== Exercise task ==
Copy out every line that contains "scheiding".

== Information supplied ==
──────────────────────────────

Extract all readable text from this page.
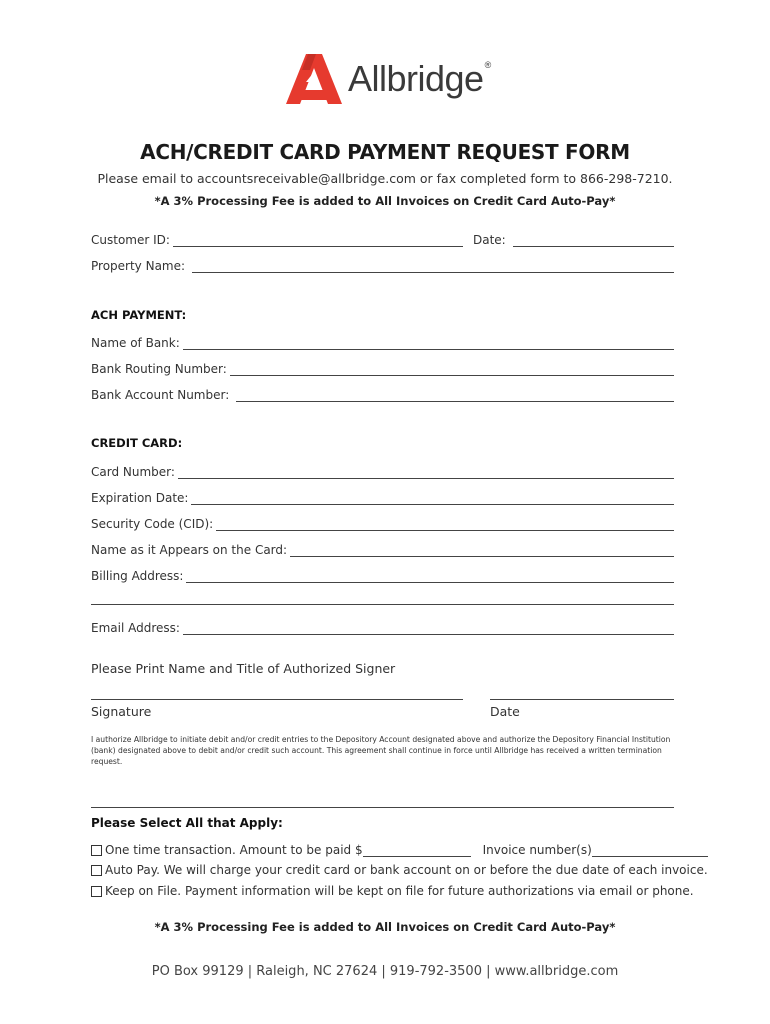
Allbridge®
ACH/CREDIT CARD PAYMENT REQUEST FORM
Please email to accountsreceivable@allbridge.com or fax completed form to 866-298-7210.
*A 3% Processing Fee is added to All Invoices on Credit Card Auto-Pay*
Customer ID:	Date:
Property Name:
ACH PAYMENT:
Name of Bank:
Bank Routing Number:
Bank Account Number:
CREDIT CARD:
Card Number:
Expiration Date:
Security Code (CID):
Name as it Appears on the Card:
Billing Address:
Email Address:
Please Print Name and Title of Authorized Signer
Signature	Date
I authorize Allbridge to initiate debit and/or credit entries to the Depository Account designated above and authorize the Depository Financial Institution (bank) designated above to debit and/or credit such account. This agreement shall continue in force until Allbridge has received a written termination request.
Please Select All that Apply:
One time transaction. Amount to be paid $	Invoice number(s)
Auto Pay. We will charge your credit card or bank account on or before the due date of each invoice.
Keep on File. Payment information will be kept on file for future authorizations via email or phone.
*A 3% Processing Fee is added to All Invoices on Credit Card Auto-Pay*
PO Box 99129 | Raleigh, NC 27624 | 919-792-3500 | www.allbridge.com
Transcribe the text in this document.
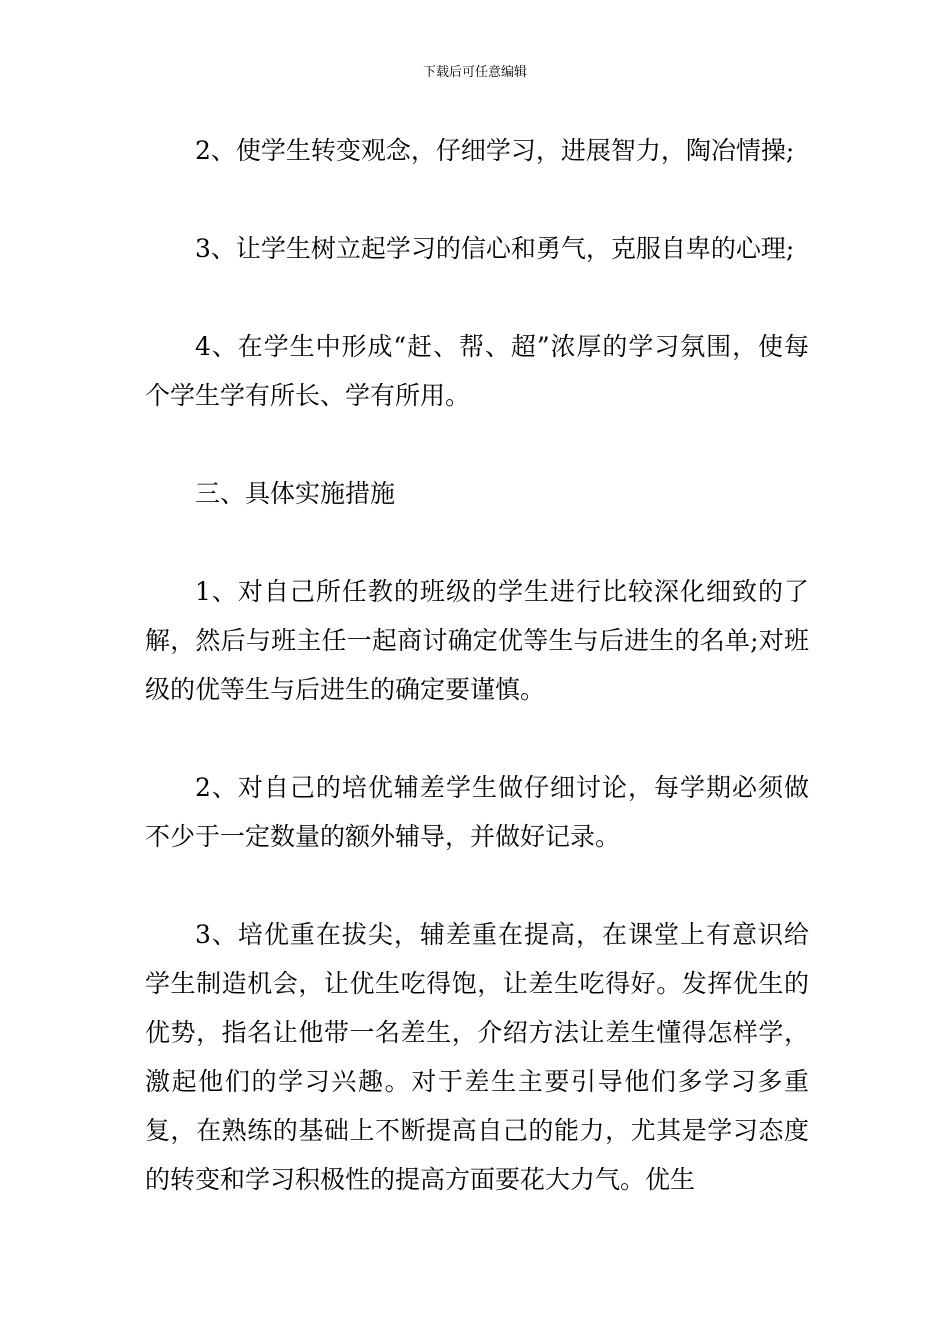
下载后可任意编辑

2、使学生转变观念，仔细学习，进展智力，陶冶情操;

3、让学生树立起学习的信心和勇气，克服自卑的心理;

4、在学生中形成“赶、帮、超”浓厚的学习氛围，使每个学生学有所长、学有所用。

三、具体实施措施

1、对自己所任教的班级的学生进行比较深化细致的了解，然后与班主任一起商讨确定优等生与后进生的名单;对班级的优等生与后进生的确定要谨慎。

2、对自己的培优辅差学生做仔细讨论，每学期必须做不少于一定数量的额外辅导，并做好记录。

3、培优重在拔尖，辅差重在提高，在课堂上有意识给学生制造机会，让优生吃得饱，让差生吃得好。发挥优生的优势，指名让他带一名差生，介绍方法让差生懂得怎样学，激起他们的学习兴趣。对于差生主要引导他们多学习多重复，在熟练的基础上不断提高自己的能力，尤其是学习态度的转变和学习积极性的提高方面要花大力气。优生
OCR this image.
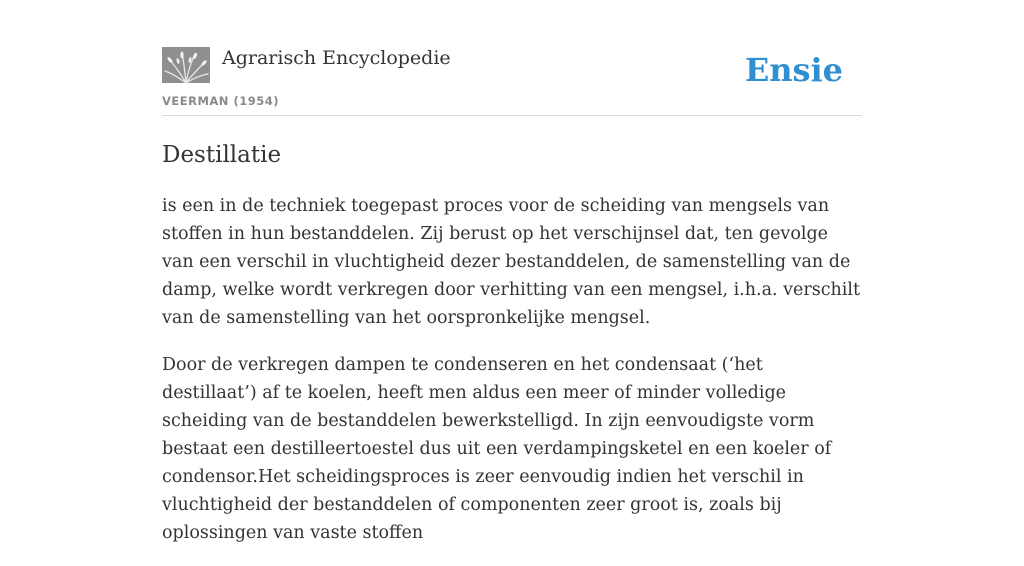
Agrarisch Encyclopedie
VEERMAN (1954)
Ensie
Destillatie

is een in de techniek toegepast proces voor de scheiding van mengsels van stoffen in hun bestanddelen. Zij berust op het verschijnsel dat, ten gevolge van een verschil in vluchtigheid dezer bestanddelen, de samenstelling van de damp, welke wordt verkregen door verhitting van een mengsel, i.h.a. verschilt van de samenstelling van het oorspronkelijke mengsel.

Door de verkregen dampen te condenseren en het condensaat (‘het destillaat’) af te koelen, heeft men aldus een meer of minder volledige scheiding van de bestanddelen bewerkstelligd. In zijn eenvoudigste vorm bestaat een destilleertoestel dus uit een verdampingsketel en een koeler of condensor.Het scheidingsproces is zeer eenvoudig indien het verschil in vluchtigheid der bestanddelen of componenten zeer groot is, zoals bij oplossingen van vaste stoffen
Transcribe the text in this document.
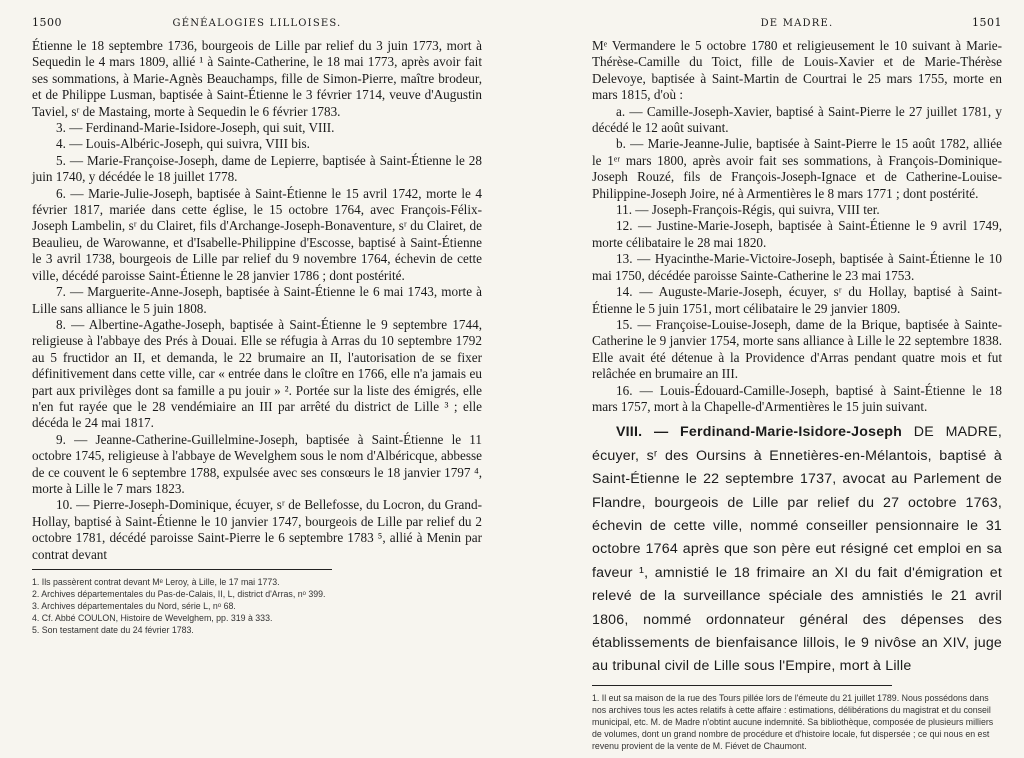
1500	GÉNÉALOGIES LILLOISES.

Étienne le 18 septembre 1736, bourgeois de Lille par relief du 3 juin 1773, mort à Sequedin le 4 mars 1809, allié ¹ à Sainte-Catherine, le 18 mai 1773, après avoir fait ses sommations, à Marie-Agnès Beauchamps, fille de Simon-Pierre, maître brodeur, et de Philippe Lusman, baptisée à Saint-Étienne le 3 février 1714, veuve d'Augustin Taviel, sʳ de Mastaing, morte à Sequedin le 6 février 1783.

3. — Ferdinand-Marie-Isidore-Joseph, qui suit, VIII.

4. — Louis-Albéric-Joseph, qui suivra, VIII bis.

5. — Marie-Françoise-Joseph, dame de Lepierre, baptisée à Saint-Étienne le 28 juin 1740, y décédée le 18 juillet 1778.

6. — Marie-Julie-Joseph, baptisée à Saint-Étienne le 15 avril 1742, morte le 4 février 1817, mariée dans cette église, le 15 octobre 1764, avec François-Félix-Joseph Lambelin, sʳ du Clairet, fils d'Archange-Joseph-Bonaventure, sʳ du Clairet, de Beaulieu, de Warowanne, et d'Isabelle-Philippine d'Escosse, baptisé à Saint-Étienne le 3 avril 1738, bourgeois de Lille par relief du 9 novembre 1764, échevin de cette ville, décédé paroisse Saint-Étienne le 28 janvier 1786 ; dont postérité.

7. — Marguerite-Anne-Joseph, baptisée à Saint-Étienne le 6 mai 1743, morte à Lille sans alliance le 5 juin 1808.

8. — Albertine-Agathe-Joseph, baptisée à Saint-Étienne le 9 septembre 1744, religieuse à l'abbaye des Prés à Douai. Elle se réfugia à Arras du 10 septembre 1792 au 5 fructidor an II, et demanda, le 22 brumaire an II, l'autorisation de se fixer définitivement dans cette ville, car « entrée dans le cloître en 1766, elle n'a jamais eu part aux privilèges dont sa famille a pu jouir » ². Portée sur la liste des émigrés, elle n'en fut rayée que le 28 vendémiaire an III par arrêté du district de Lille ³ ; elle décéda le 24 mai 1817.

9. — Jeanne-Catherine-Guillelmine-Joseph, baptisée à Saint-Étienne le 11 octobre 1745, religieuse à l'abbaye de Wevelghem sous le nom d'Albéricque, abbesse de ce couvent le 6 septembre 1788, expulsée avec ses consœurs le 18 janvier 1797 ⁴, morte à Lille le 7 mars 1823.

10. — Pierre-Joseph-Dominique, écuyer, sʳ de Bellefosse, du Locron, du Grand-Hollay, baptisé à Saint-Étienne le 10 janvier 1747, bourgeois de Lille par relief du 2 octobre 1781, décédé paroisse Saint-Pierre le 6 septembre 1783 ⁵, allié à Menin par contrat devant

1. Ils passèrent contrat devant Mᵉ Leroy, à Lille, le 17 mai 1773.
2. Archives départementales du Pas-de-Calais, II, L, district d'Arras, nᵒ 399.
3. Archives départementales du Nord, série L, nᵒ 68.
4. Cf. Abbé COULON, Histoire de Wevelghem, pp. 319 à 333.
5. Son testament date du 24 février 1783.
DE MADRE.	1501

Mᵉ Vermandere le 5 octobre 1780 et religieusement le 10 suivant à Marie-Thérèse-Camille du Toict, fille de Louis-Xavier et de Marie-Thérèse Delevoye, baptisée à Saint-Martin de Courtrai le 25 mars 1755, morte en mars 1815, d'où :

a. — Camille-Joseph-Xavier, baptisé à Saint-Pierre le 27 juillet 1781, y décédé le 12 août suivant.

b. — Marie-Jeanne-Julie, baptisée à Saint-Pierre le 15 août 1782, alliée le 1ᵉʳ mars 1800, après avoir fait ses sommations, à François-Dominique-Joseph Rouzé, fils de François-Joseph-Ignace et de Catherine-Louise-Philippine-Joseph Joire, né à Armentières le 8 mars 1771 ; dont postérité.

11. — Joseph-François-Régis, qui suivra, VIII ter.

12. — Justine-Marie-Joseph, baptisée à Saint-Étienne le 9 avril 1749, morte célibataire le 28 mai 1820.

13. — Hyacinthe-Marie-Victoire-Joseph, baptisée à Saint-Étienne le 10 mai 1750, décédée paroisse Sainte-Catherine le 23 mai 1753.

14. — Auguste-Marie-Joseph, écuyer, sʳ du Hollay, baptisé à Saint-Étienne le 5 juin 1751, mort célibataire le 29 janvier 1809.

15. — Françoise-Louise-Joseph, dame de la Brique, baptisée à Sainte-Catherine le 9 janvier 1754, morte sans alliance à Lille le 22 septembre 1838. Elle avait été détenue à la Providence d'Arras pendant quatre mois et fut relâchée en brumaire an III.

16. — Louis-Édouard-Camille-Joseph, baptisé à Saint-Étienne le 18 mars 1757, mort à la Chapelle-d'Armentières le 15 juin suivant.

VIII. — Ferdinand-Marie-Isidore-Joseph DE MADRE, écuyer, sʳ des Oursins à Ennetières-en-Mélantois, baptisé à Saint-Étienne le 22 septembre 1737, avocat au Parlement de Flandre, bourgeois de Lille par relief du 27 octobre 1763, échevin de cette ville, nommé conseiller pensionnaire le 31 octobre 1764 après que son père eut résigné cet emploi en sa faveur ¹, amnistié le 18 frimaire an XI du fait d'émigration et relevé de la surveillance spéciale des amnistiés le 21 avril 1806, nommé ordonnateur général des dépenses des établissements de bienfaisance lillois, le 9 nivôse an XIV, juge au tribunal civil de Lille sous l'Empire, mort à Lille

1. Il eut sa maison de la rue des Tours pillée lors de l'émeute du 21 juillet 1789. Nous possédons dans nos archives tous les actes relatifs à cette affaire : estimations, délibérations du magistrat et du conseil municipal, etc. M. de Madre n'obtint aucune indemnité. Sa bibliothèque, composée de plusieurs milliers de volumes, dont un grand nombre de procédure et d'histoire locale, fut dispersée ; ce qui nous en est revenu provient de la vente de M. Fiévet de Chaumont.
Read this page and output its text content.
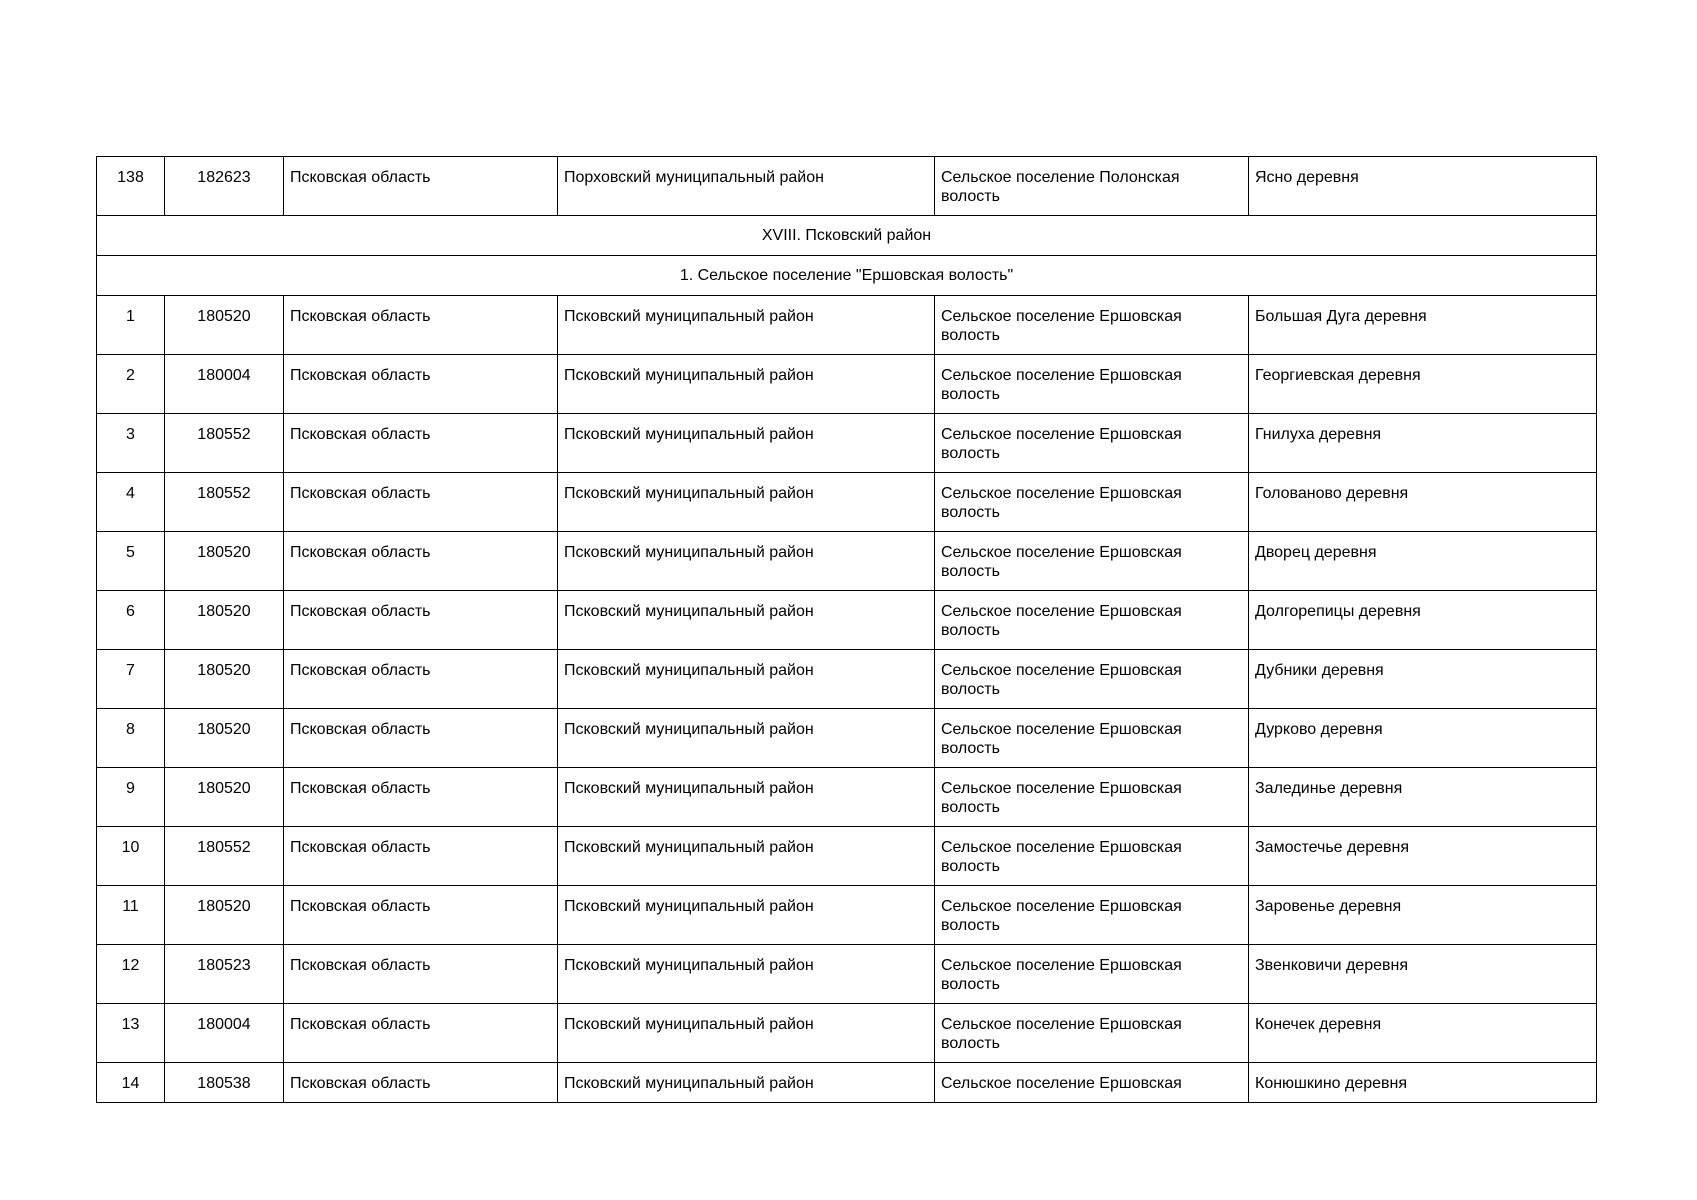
138	182623	Псковская область	Порховский муниципальный район	Сельское поселение Полонская волость	Ясно деревня
XVIII. Псковский район					
1. Сельское поселение "Ершовская волость"					
1	180520	Псковская область	Псковский муниципальный район	Сельское поселение Ершовская волость	Большая Дуга деревня
2	180004	Псковская область	Псковский муниципальный район	Сельское поселение Ершовская волость	Георгиевская деревня
3	180552	Псковская область	Псковский муниципальный район	Сельское поселение Ершовская волость	Гнилуха деревня
4	180552	Псковская область	Псковский муниципальный район	Сельское поселение Ершовская волость	Голованово деревня
5	180520	Псковская область	Псковский муниципальный район	Сельское поселение Ершовская волость	Дворец деревня
6	180520	Псковская область	Псковский муниципальный район	Сельское поселение Ершовская волость	Долгорепицы деревня
7	180520	Псковская область	Псковский муниципальный район	Сельское поселение Ершовская волость	Дубники деревня
8	180520	Псковская область	Псковский муниципальный район	Сельское поселение Ершовская волость	Дурково деревня
9	180520	Псковская область	Псковский муниципальный район	Сельское поселение Ершовская волость	Залединье деревня
10	180552	Псковская область	Псковский муниципальный район	Сельское поселение Ершовская волость	Замостечье деревня
11	180520	Псковская область	Псковский муниципальный район	Сельское поселение Ершовская волость	Заровенье деревня
12	180523	Псковская область	Псковский муниципальный район	Сельское поселение Ершовская волость	Звенковичи деревня
13	180004	Псковская область	Псковский муниципальный район	Сельское поселение Ершовская волость	Конечек деревня
14	180538	Псковская область	Псковский муниципальный район	Сельское поселение Ершовская	Конюшкино деревня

──────────────────────────────

== Written response ==
is een in de techniek toegepast proces voor de scheiding van mengsels van stoffen in hun bestanddelen. Zij berust op het verschijnsel dat, ten gevolge van een verschil in vluchtigheid dezer bestanddelen, de samenstelling van de damp, welke wordt verkregen door verhitting van een mengsel, i.h.a. verschilt van de samenstelling van het oorspronkelijke mengsel.
Door de verkregen dampen te condenseren en het condensaat (‘het destillaat’) af te koelen, heeft men aldus een meer of minder volledige scheiding van de bestanddelen bewerkstelligd. In zijn eenvoudigste vorm bestaat een destilleertoestel dus uit een verdampingsketel en een koeler of condensor.Het scheidingsproces is zeer eenvoudig indien het verschil in vluchtigheid der bestanddelen of componenten zeer groot is, zoals bij oplossingen van vaste stoffen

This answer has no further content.